Start of PROVIDED MATERIAL
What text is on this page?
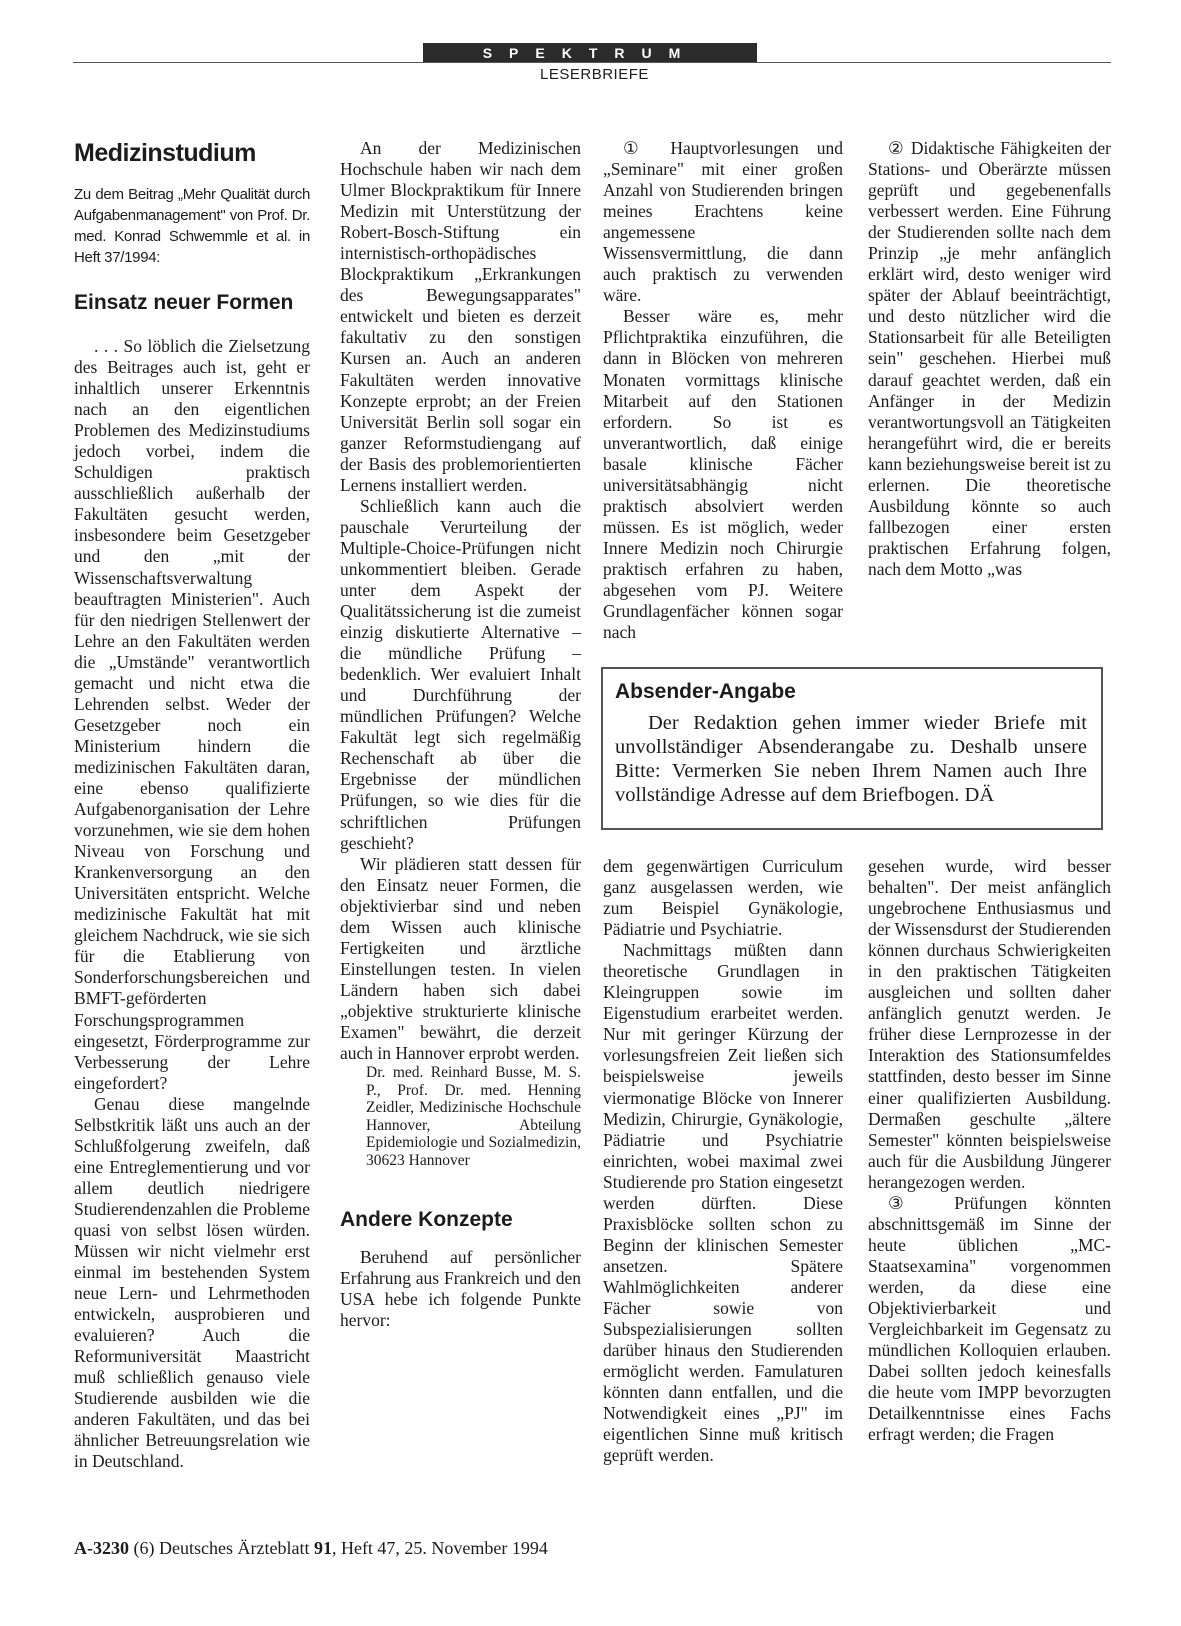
SPEKTRUM
LESERBRIEFE
Medizinstudium

Zu dem Beitrag „Mehr Qualität durch Aufgabenmanagement" von Prof. Dr. med. Konrad Schwemmle et al. in Heft 37/1994:

Einsatz neuer Formen

. . . So löblich die Zielsetzung des Beitrages auch ist, geht er inhaltlich unserer Erkenntnis nach an den eigentlichen Problemen des Medizinstudiums jedoch vorbei, indem die Schuldigen praktisch ausschließlich außerhalb der Fakultäten gesucht werden, insbesondere beim Gesetzgeber und den „mit der Wissenschaftsverwaltung beauftragten Ministerien". Auch für den niedrigen Stellenwert der Lehre an den Fakultäten werden die „Umstände" verantwortlich gemacht und nicht etwa die Lehrenden selbst. Weder der Gesetzgeber noch ein Ministerium hindern die medizinischen Fakultäten daran, eine ebenso qualifizierte Aufgabenorganisation der Lehre vorzunehmen, wie sie dem hohen Niveau von Forschung und Krankenversorgung an den Universitäten entspricht. Welche medizinische Fakultät hat mit gleichem Nachdruck, wie sie sich für die Etablierung von Sonderforschungsbereichen und BMFT-geförderten Forschungsprogrammen eingesetzt, Förderprogramme zur Verbesserung der Lehre eingefordert?

Genau diese mangelnde Selbstkritik läßt uns auch an der Schlußfolgerung zweifeln, daß eine Entreglementierung und vor allem deutlich niedrigere Studierendenzahlen die Probleme quasi von selbst lösen würden. Müssen wir nicht vielmehr erst einmal im bestehenden System neue Lern- und Lehrmethoden entwickeln, ausprobieren und evaluieren? Auch die Reformuniversität Maastricht muß schließlich genauso viele Studierende ausbilden wie die anderen Fakultäten, und das bei ähnlicher Betreuungsrelation wie in Deutschland.

An der Medizinischen Hochschule haben wir nach dem Ulmer Blockpraktikum für Innere Medizin mit Unterstützung der Robert-Bosch-Stiftung ein internistisch-orthopädisches Blockpraktikum „Erkrankungen des Bewegungsapparates" entwickelt und bieten es derzeit fakultativ zu den sonstigen Kursen an. Auch an anderen Fakultäten werden innovative Konzepte erprobt; an der Freien Universität Berlin soll sogar ein ganzer Reformstudiengang auf der Basis des problemorientierten Lernens installiert werden.

Schließlich kann auch die pauschale Verurteilung der Multiple-Choice-Prüfungen nicht unkommentiert bleiben. Gerade unter dem Aspekt der Qualitätssicherung ist die zumeist einzig diskutierte Alternative – die mündliche Prüfung – bedenklich. Wer evaluiert Inhalt und Durchführung der mündlichen Prüfungen? Welche Fakultät legt sich regelmäßig Rechenschaft ab über die Ergebnisse der mündlichen Prüfungen, so wie dies für die schriftlichen Prüfungen geschieht?

Wir plädieren statt dessen für den Einsatz neuer Formen, die objektivierbar sind und neben dem Wissen auch klinische Fertigkeiten und ärztliche Einstellungen testen. In vielen Ländern haben sich dabei „objektive strukturierte klinische Examen" bewährt, die derzeit auch in Hannover erprobt werden.

Dr. med. Reinhard Busse, M. S. P., Prof. Dr. med. Henning Zeidler, Medizinische Hochschule Hannover, Abteilung Epidemiologie und Sozialmedizin, 30623 Hannover

Andere Konzepte

Beruhend auf persönlicher Erfahrung aus Frankreich und den USA hebe ich folgende Punkte hervor:

① Hauptvorlesungen und „Seminare" mit einer großen Anzahl von Studierenden bringen meines Erachtens keine angemessene Wissensvermittlung, die dann auch praktisch zu verwenden wäre.

Besser wäre es, mehr Pflichtpraktika einzuführen, die dann in Blöcken von mehreren Monaten vormittags klinische Mitarbeit auf den Stationen erfordern. So ist es unverantwortlich, daß einige basale klinische Fächer universitätsabhängig nicht praktisch absolviert werden müssen. Es ist möglich, weder Innere Medizin noch Chirurgie praktisch erfahren zu haben, abgesehen vom PJ. Weitere Grundlagenfächer können sogar nach

② Didaktische Fähigkeiten der Stations- und Oberärzte müssen geprüft und gegebenenfalls verbessert werden. Eine Führung der Studierenden sollte nach dem Prinzip „je mehr anfänglich erklärt wird, desto weniger wird später der Ablauf beeinträchtigt, und desto nützlicher wird die Stationsarbeit für alle Beteiligten sein" geschehen. Hierbei muß darauf geachtet werden, daß ein Anfänger in der Medizin verantwortungsvoll an Tätigkeiten herangeführt wird, die er bereits kann beziehungsweise bereit ist zu erlernen. Die theoretische Ausbildung könnte so auch fallbezogen einer ersten praktischen Erfahrung folgen, nach dem Motto „was

Absender-Angabe

Der Redaktion gehen immer wieder Briefe mit unvollständiger Absenderangabe zu. Deshalb unsere Bitte: Vermerken Sie neben Ihrem Namen auch Ihre vollständige Adresse auf dem Briefbogen. DÄ

dem gegenwärtigen Curriculum ganz ausgelassen werden, wie zum Beispiel Gynäkologie, Pädiatrie und Psychiatrie.

Nachmittags müßten dann theoretische Grundlagen in Kleingruppen sowie im Eigenstudium erarbeitet werden. Nur mit geringer Kürzung der vorlesungsfreien Zeit ließen sich beispielsweise jeweils viermonatige Blöcke von Innerer Medizin, Chirurgie, Gynäkologie, Pädiatrie und Psychiatrie einrichten, wobei maximal zwei Studierende pro Station eingesetzt werden dürften. Diese Praxisblöcke sollten schon zu Beginn der klinischen Semester ansetzen. Spätere Wahlmöglichkeiten anderer Fächer sowie von Subspezialisierungen sollten darüber hinaus den Studierenden ermöglicht werden. Famulaturen könnten dann entfallen, und die Notwendigkeit eines „PJ" im eigentlichen Sinne muß kritisch geprüft werden.

gesehen wurde, wird besser behalten". Der meist anfänglich ungebrochene Enthusiasmus und der Wissensdurst der Studierenden können durchaus Schwierigkeiten in den praktischen Tätigkeiten ausgleichen und sollten daher anfänglich genutzt werden. Je früher diese Lernprozesse in der Interaktion des Stationsumfeldes stattfinden, desto besser im Sinne einer qualifizierten Ausbildung. Dermaßen geschulte „ältere Semester" könnten beispielsweise auch für die Ausbildung Jüngerer herangezogen werden.

③ Prüfungen könnten abschnittsgemäß im Sinne der heute üblichen „MC-Staatsexamina" vorgenommen werden, da diese eine Objektivierbarkeit und Vergleichbarkeit im Gegensatz zu mündlichen Kolloquien erlauben. Dabei sollten jedoch keinesfalls die heute vom IMPP bevorzugten Detailkenntnisse eines Fachs erfragt werden; die Fragen

A-3230 (6) Deutsches Ärzteblatt 91, Heft 47, 25. November 1994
End of PROVIDED MATERIAL
_PROBLEM TO SOLVE_: If a line above holds the string "Hochschule", return it as it stands.

_ANSWER SECTION_:
An der Medizinischen Hochschule haben wir nach dem Ulmer Blockpraktikum für Innere Medizin mit Unterstützung der Robert-Bosch-Stiftung ein internistisch-orthopädisches Blockpraktikum „Erkrankungen des Bewegungsapparates" entwickelt und bieten es derzeit fakultativ zu den sonstigen Kursen an. Auch an anderen Fakultäten werden innovative Konzepte erprobt; an der Freien Universität Berlin soll sogar ein ganzer Reformstudiengang auf der Basis des problemorientierten Lernens installiert werden.
Dr. med. Reinhard Busse, M. S. P., Prof. Dr. med. Henning Zeidler, Medizinische Hochschule Hannover, Abteilung Epidemiologie und Sozialmedizin, 30623 Hannover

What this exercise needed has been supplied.